[begin Page extract]

# NML 2-2 redfish



## phishphood (Dec 15, 2006)

Got an invite from Tony to fish some of his pet schools this AM, so after a 21 hour work day(and night), met him at 0 dark thirty in search of some schoolers. As we zipped through the islands in the early light, we could see several fish push up and away as we cruised by. Good sign. When we rounded the point of one small island, we saw what we were looking for. It looked like a pod of 10-12 fish pushing up some good wakes along the shoreline in a small bay.
We powered down and let things settle a bit before pushing in on them. Well, push them is about all we did. Several casts to this school and a couple solo cruisier and tailers produced zippo, but hey, the fish were here and the sun wasn't even up yet.

[end Page extract]

▶ _Parts of the exercise_
A. In the fishing report, how long was the work day before the early-morning trip?
B. Write out the passage of the fishing report that opens with "# NML 2-2 redfish" and closes with "even up yet.".
C. Write what comes next in the fishing report, picking up after its final sentence.

[begin Data entries]

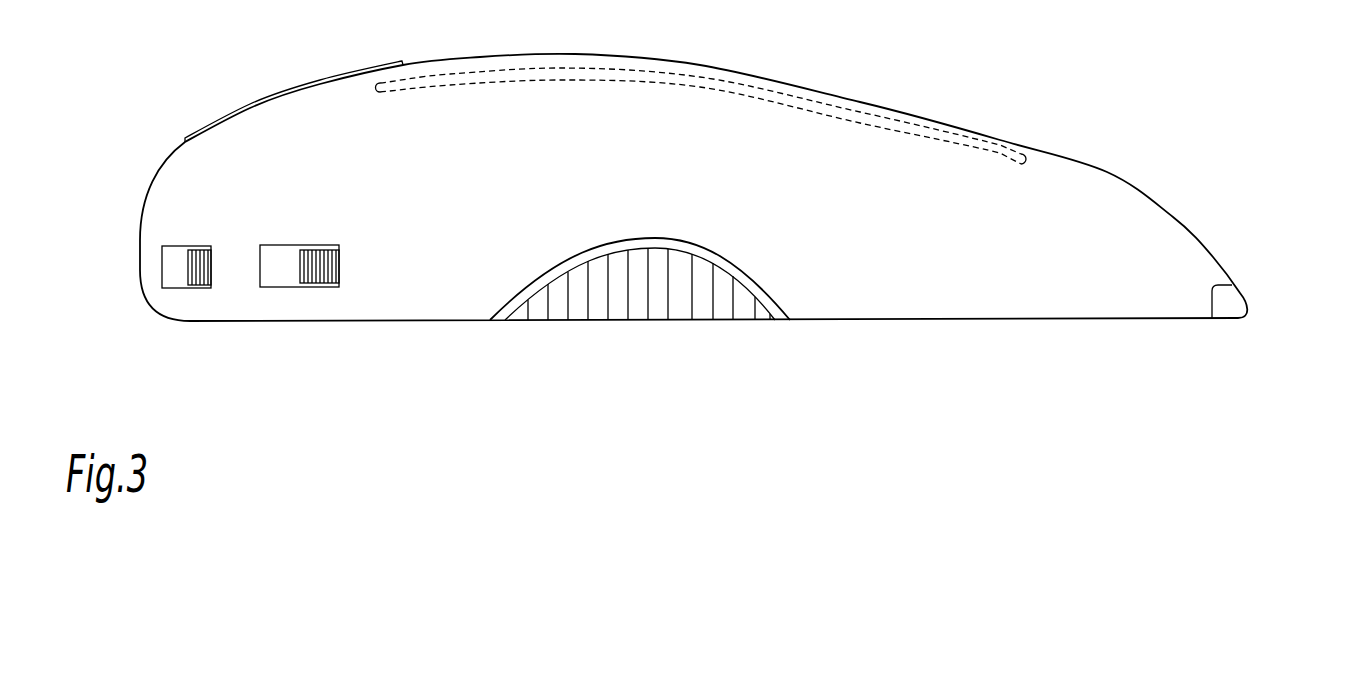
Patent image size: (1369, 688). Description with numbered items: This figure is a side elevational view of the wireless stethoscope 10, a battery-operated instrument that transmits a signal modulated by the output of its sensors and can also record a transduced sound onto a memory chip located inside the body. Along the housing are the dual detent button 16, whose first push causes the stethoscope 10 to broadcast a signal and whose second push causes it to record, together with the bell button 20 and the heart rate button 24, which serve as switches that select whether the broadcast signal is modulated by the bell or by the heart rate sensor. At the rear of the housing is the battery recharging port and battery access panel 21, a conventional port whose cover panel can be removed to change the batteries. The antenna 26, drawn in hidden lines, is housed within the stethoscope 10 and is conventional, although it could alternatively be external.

The stethoscope 10 is at (1203, 168).
The dual detent button 16 is at (630, 302).
The bell button 20 is at (285, 288).
The battery recharging port/battery access panel 21 is at (1228, 302).
The heart rate button 24 is at (162, 268).
The antenna 26 is at (915, 126).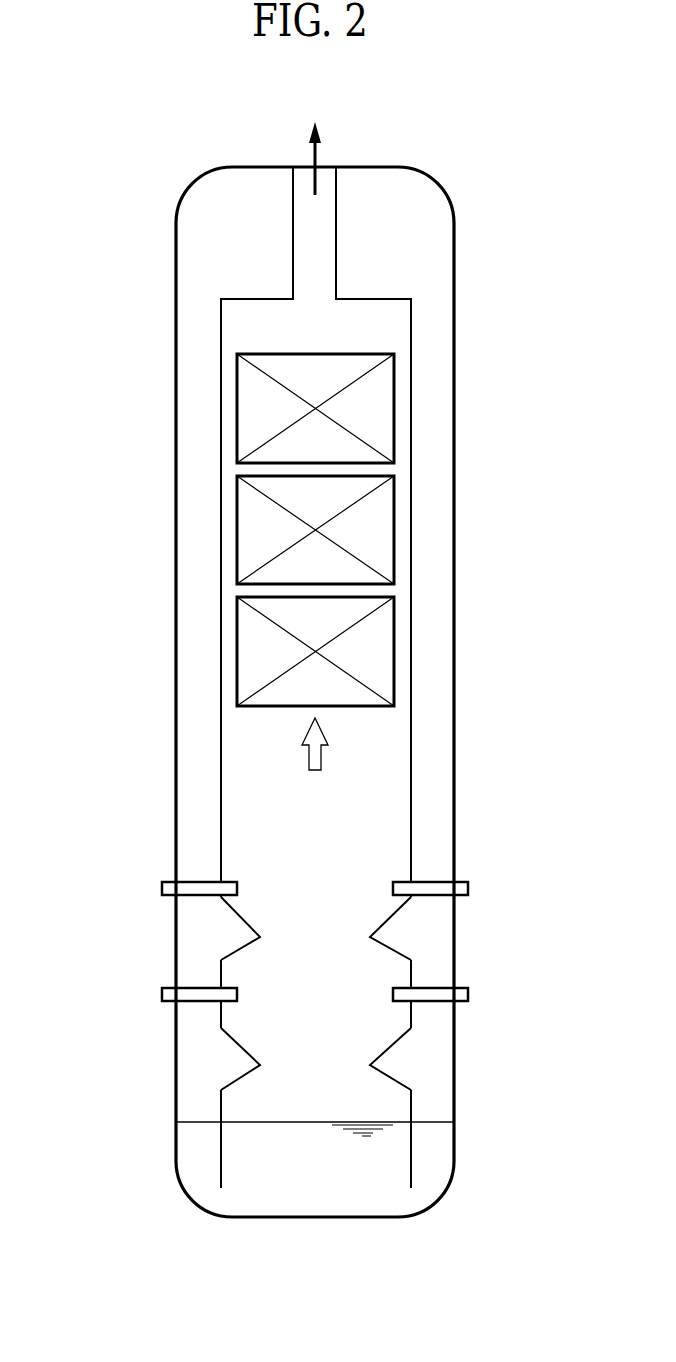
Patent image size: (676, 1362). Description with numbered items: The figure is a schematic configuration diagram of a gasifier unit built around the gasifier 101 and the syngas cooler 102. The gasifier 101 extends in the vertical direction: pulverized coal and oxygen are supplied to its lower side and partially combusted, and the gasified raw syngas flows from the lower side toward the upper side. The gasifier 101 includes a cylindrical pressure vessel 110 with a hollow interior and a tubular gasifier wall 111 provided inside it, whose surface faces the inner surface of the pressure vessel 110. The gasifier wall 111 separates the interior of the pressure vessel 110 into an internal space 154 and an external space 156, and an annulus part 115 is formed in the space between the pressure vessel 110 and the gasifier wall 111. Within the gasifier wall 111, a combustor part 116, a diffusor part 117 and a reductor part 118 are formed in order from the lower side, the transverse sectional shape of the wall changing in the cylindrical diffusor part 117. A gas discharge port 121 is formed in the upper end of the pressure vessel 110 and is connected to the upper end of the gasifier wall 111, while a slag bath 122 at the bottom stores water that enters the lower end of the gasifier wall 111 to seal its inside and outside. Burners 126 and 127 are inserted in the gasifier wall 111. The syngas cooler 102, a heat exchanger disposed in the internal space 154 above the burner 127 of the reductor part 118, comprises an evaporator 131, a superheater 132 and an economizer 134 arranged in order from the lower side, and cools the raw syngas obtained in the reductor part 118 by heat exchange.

The gasifier 101 is at (118, 150).
The syngas cooler 102 is at (107, 378).
The pressure vessel 110 is at (455, 705).
The gasifier wall 111 is at (411, 771).
The annulus part 115 is at (432, 624).
The combustor part 116 is at (298, 1028).
The diffusor part 117 is at (298, 953).
The reductor part 118 is at (300, 832).
The gas discharge port 121 is at (323, 166).
The slag bath 122 is at (433, 1180).
The burner 126 is at (462, 993).
The burner 127 is at (462, 886).
The evaporator 131 is at (237, 651).
The superheater 132 is at (237, 530).
The economizer 134 is at (237, 406).
The internal space 154 is at (221, 717).
The external space 156 is at (193, 773).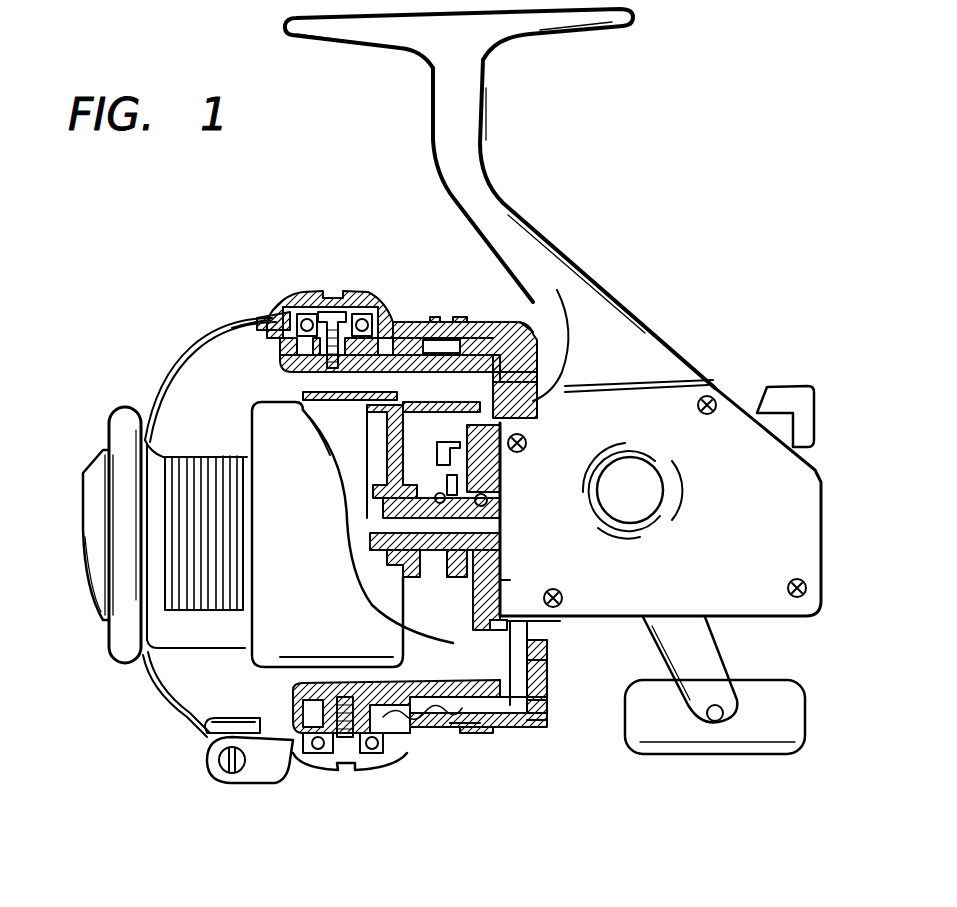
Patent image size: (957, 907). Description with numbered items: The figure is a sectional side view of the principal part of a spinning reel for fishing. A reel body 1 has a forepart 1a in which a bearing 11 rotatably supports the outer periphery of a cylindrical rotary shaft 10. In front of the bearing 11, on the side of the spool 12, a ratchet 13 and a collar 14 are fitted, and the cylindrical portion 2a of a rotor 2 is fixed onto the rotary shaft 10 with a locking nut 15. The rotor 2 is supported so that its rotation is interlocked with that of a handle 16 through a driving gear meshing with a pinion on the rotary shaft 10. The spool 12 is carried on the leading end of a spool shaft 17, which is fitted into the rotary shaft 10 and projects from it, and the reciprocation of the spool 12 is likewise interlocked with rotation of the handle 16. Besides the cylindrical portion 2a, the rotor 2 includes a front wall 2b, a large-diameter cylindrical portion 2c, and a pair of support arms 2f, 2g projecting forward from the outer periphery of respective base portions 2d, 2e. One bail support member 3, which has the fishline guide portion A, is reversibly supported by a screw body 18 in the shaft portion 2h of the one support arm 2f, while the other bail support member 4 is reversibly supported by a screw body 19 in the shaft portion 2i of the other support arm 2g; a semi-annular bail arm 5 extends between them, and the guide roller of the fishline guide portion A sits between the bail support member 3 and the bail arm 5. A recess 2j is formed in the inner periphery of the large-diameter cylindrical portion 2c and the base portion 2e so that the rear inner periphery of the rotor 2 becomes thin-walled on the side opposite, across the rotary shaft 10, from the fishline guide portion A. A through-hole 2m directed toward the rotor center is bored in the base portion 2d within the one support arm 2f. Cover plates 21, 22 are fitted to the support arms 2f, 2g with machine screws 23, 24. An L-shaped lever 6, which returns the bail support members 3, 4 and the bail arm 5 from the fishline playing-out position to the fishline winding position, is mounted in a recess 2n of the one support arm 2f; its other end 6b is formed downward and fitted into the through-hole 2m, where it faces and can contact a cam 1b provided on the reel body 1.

The reel body 1 is at (724, 388).
The forepart 1a is at (500, 577).
The cam 1b is at (530, 647).
The rotor 2 is at (539, 329).
The cylindrical portion 2a is at (378, 300).
The front wall 2b is at (380, 437).
The large-diameter cylindrical portion 2c is at (367, 753).
The base portion 2d is at (540, 697).
The base portion 2e is at (470, 405).
The support arm 2f is at (300, 700).
The support arm 2g is at (295, 370).
The shaft portion 2h is at (227, 712).
The shaft portion 2i is at (215, 330).
The recess 2j is at (540, 425).
The through-hole 2m is at (543, 687).
The recess 2n is at (543, 703).
The bail support member 3 is at (207, 773).
The bail support member 4 is at (283, 308).
The bail arm 5 is at (225, 325).
The L-shaped lever 6 is at (513, 730).
The other end 6b is at (520, 630).
The rotary shaft 10 is at (362, 525).
The bearing 11 is at (477, 425).
The spool 12 is at (120, 405).
The ratchet 13 is at (430, 705).
The collar 14 is at (420, 515).
The locking nut 15 is at (370, 553).
The handle 16 is at (707, 650).
The spool shaft 17 is at (372, 540).
The screw body 18 is at (317, 767).
The screw body 19 is at (295, 314).
The cover plate 21 is at (497, 733).
The cover plate 22 is at (495, 322).
The machine screw 23 is at (460, 730).
The machine screw 24 is at (453, 322).
The fishline guide portion A is at (196, 749).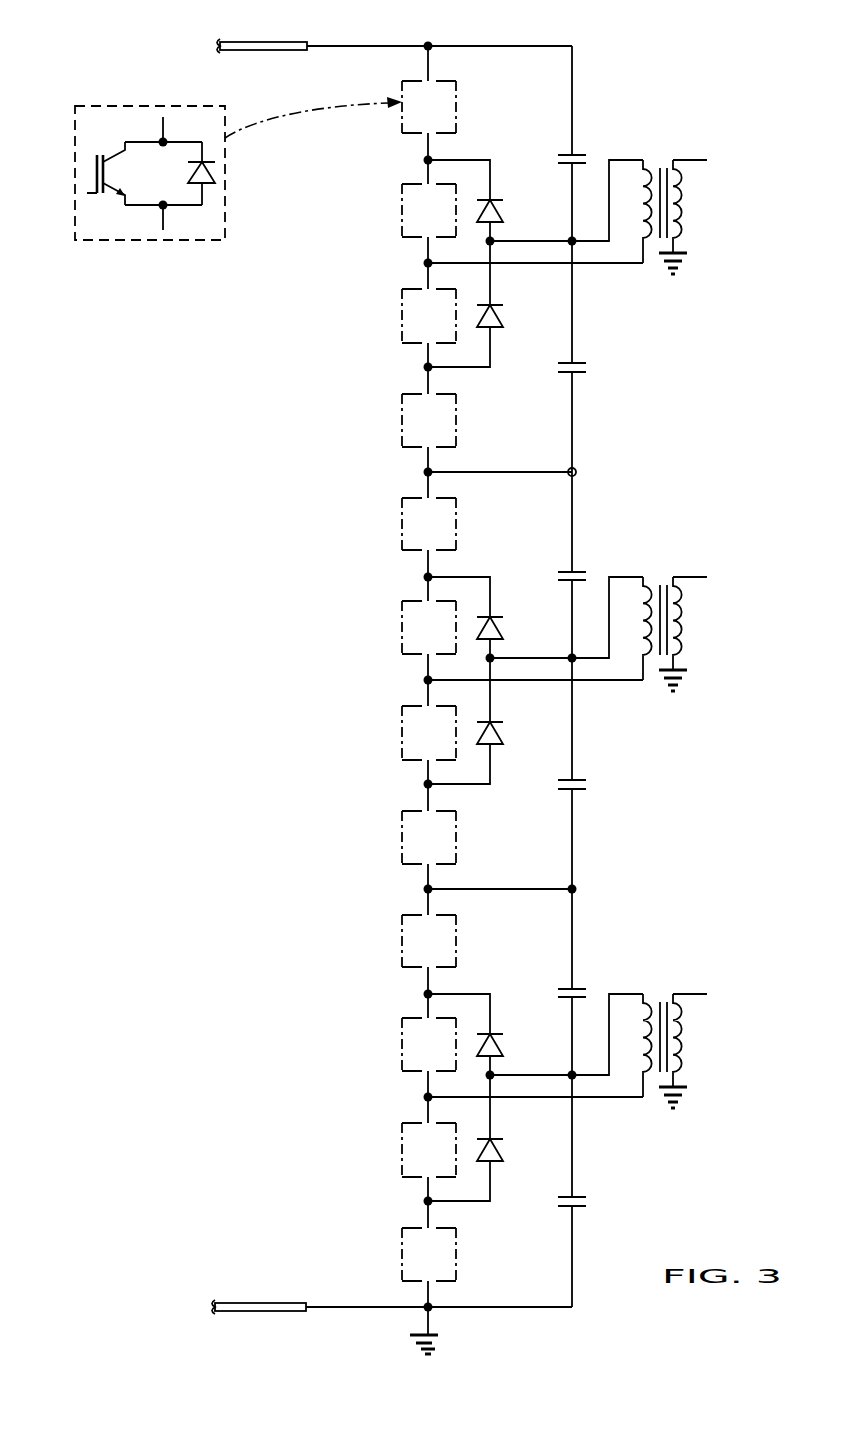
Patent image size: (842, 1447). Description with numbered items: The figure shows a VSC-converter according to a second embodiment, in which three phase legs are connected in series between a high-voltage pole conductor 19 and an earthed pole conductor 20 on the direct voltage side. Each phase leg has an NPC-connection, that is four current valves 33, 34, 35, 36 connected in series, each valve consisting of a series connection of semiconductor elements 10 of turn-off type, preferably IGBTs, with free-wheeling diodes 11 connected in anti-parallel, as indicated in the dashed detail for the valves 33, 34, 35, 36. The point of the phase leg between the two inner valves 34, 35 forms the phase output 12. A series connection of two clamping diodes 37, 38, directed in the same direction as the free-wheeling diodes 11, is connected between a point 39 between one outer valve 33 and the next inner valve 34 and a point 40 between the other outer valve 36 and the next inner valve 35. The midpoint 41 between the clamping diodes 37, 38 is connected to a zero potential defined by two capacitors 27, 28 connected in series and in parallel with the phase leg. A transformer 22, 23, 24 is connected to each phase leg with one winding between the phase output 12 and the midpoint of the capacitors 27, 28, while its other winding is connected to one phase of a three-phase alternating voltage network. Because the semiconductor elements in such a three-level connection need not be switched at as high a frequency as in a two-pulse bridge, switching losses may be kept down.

The semiconductor element of turn-off type 10 is at (95, 167).
The free-wheeling diode 11 is at (214, 177).
The phase output 12 is at (427, 263).
The pole conductor 19 is at (348, 46).
The pole conductor 20 is at (332, 1307).
The transformer 22 is at (666, 164).
The transformer 23 is at (655, 580).
The transformer 24 is at (655, 994).
The capacitor 27 is at (574, 154).
The capacitor 28 is at (578, 365).
The current valve 33 is at (402, 91).
The current valve 34 is at (402, 196).
The current valve 35 is at (402, 301).
The current valve 36 is at (402, 406).
The clamping diode 37 is at (499, 212).
The clamping diode 38 is at (500, 320).
The point 39 is at (427, 160).
The point 40 is at (427, 367).
The midpoint 41 is at (495, 241).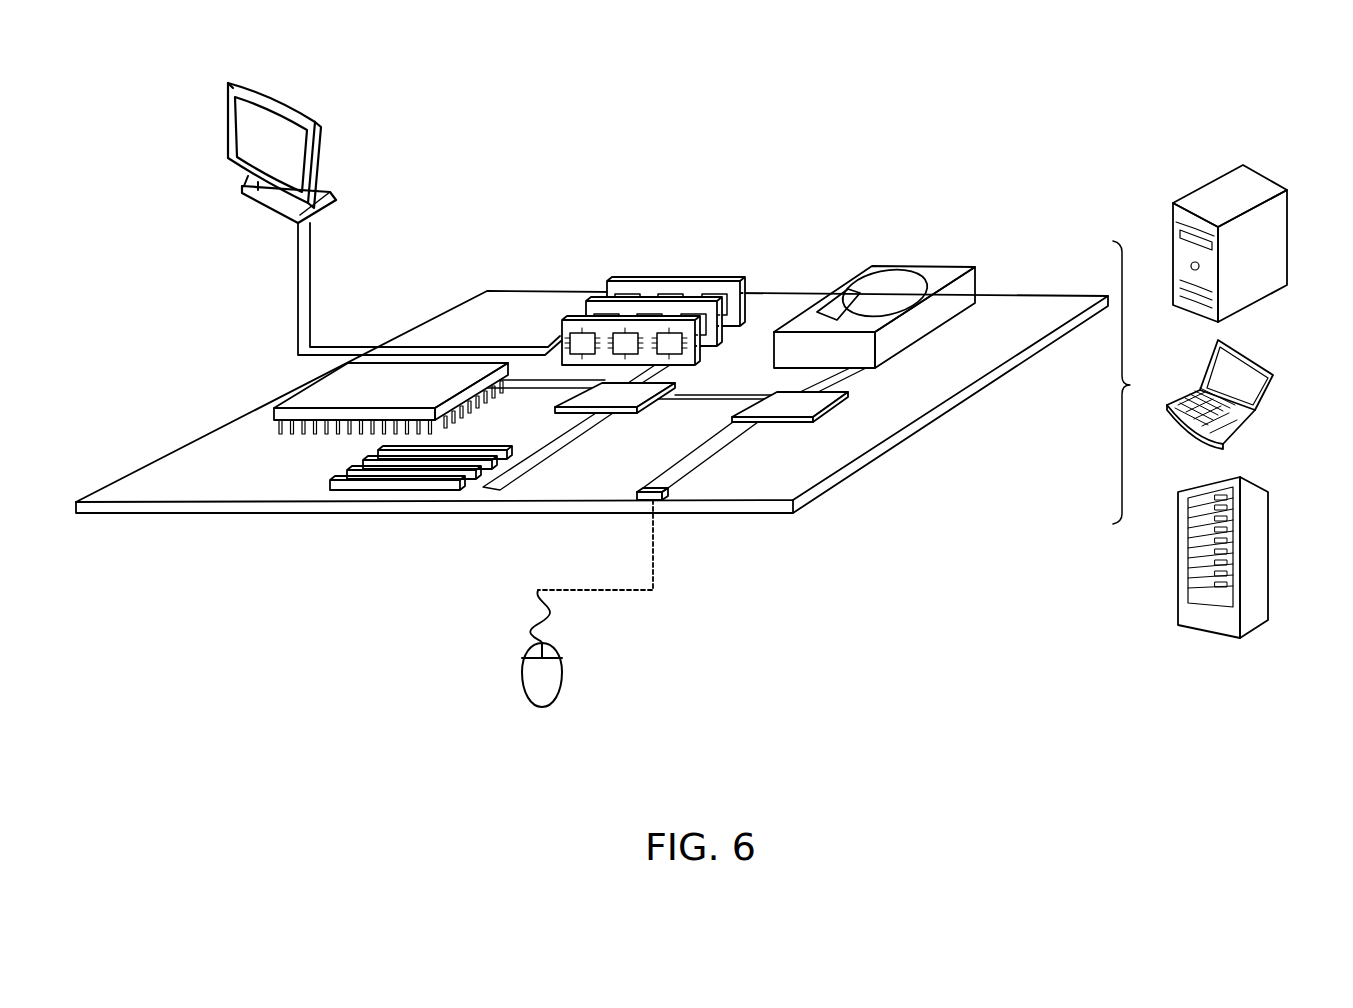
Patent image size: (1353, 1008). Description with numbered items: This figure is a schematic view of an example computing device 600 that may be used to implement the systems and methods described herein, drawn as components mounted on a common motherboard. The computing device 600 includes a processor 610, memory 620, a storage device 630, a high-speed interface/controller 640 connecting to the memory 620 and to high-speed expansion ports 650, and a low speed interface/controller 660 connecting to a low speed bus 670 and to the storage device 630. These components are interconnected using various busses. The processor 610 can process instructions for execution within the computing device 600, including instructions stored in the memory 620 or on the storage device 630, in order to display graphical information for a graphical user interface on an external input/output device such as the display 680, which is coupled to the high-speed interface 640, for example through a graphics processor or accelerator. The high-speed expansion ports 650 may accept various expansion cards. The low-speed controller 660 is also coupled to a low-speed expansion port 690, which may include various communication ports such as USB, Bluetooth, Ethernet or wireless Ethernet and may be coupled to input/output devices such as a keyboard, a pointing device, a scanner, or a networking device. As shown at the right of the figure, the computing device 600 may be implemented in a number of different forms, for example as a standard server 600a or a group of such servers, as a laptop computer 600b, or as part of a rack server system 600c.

[end Data entries]

▶ _Responses per task_
A. It was a 21-hour work day.

B.
# NML 2-2 redfish



## phishphood (Dec 15, 2006)

Got an invite from Tony to fish some of his pet schools this AM, so after a 21 hour work day(and night), met him at 0 dark thirty in search of some schoolers. As we zipped through the islands in the early light, we could see several fish push up and away as we cruised by. Good sign. When we rounded the point of one small island, we saw what we were looking for. It looked like a pod of 10-12 fish pushing up some good wakes along the shoreline in a small bay.
We powered down and let things settle a bit before pushing in on them. Well, push them is about all we did. Several casts to this school and a couple solo cruisier and tailers produced zippo, but hey, the fish were here and the sun wasn't even up yet.

C.
We poled around for the next couple hours that produced mostly profanity as shots at small groups of fish came and went. I finally broke the skunk with a 12"(being generous) rat on a mirrodyne. Then we hit the mother lode of profanity as we entarded a trough between 2 islands. The water looking aboil with reds flying all around the boat. Tony even used the word edification in a sentence. That's how bad it got. We threw a combination of arti's and mullet at them to only have the fish bump and and chase them, but not eat. What the heck? 
After zeroiing on this group, I pushed us back through the bay we started the morning in and we had shots at a couple singles and a nice trout. Foiled again. As we round the point headed back toward the trough, I tell Tony that I'm going to put him on a big school and we start talking about the magic water temp for the fish to start eating. "Is it 70?", he asks. Hell, I don't know. Sounds good to me though. Why don't we fire up the Eagle fish finder and see?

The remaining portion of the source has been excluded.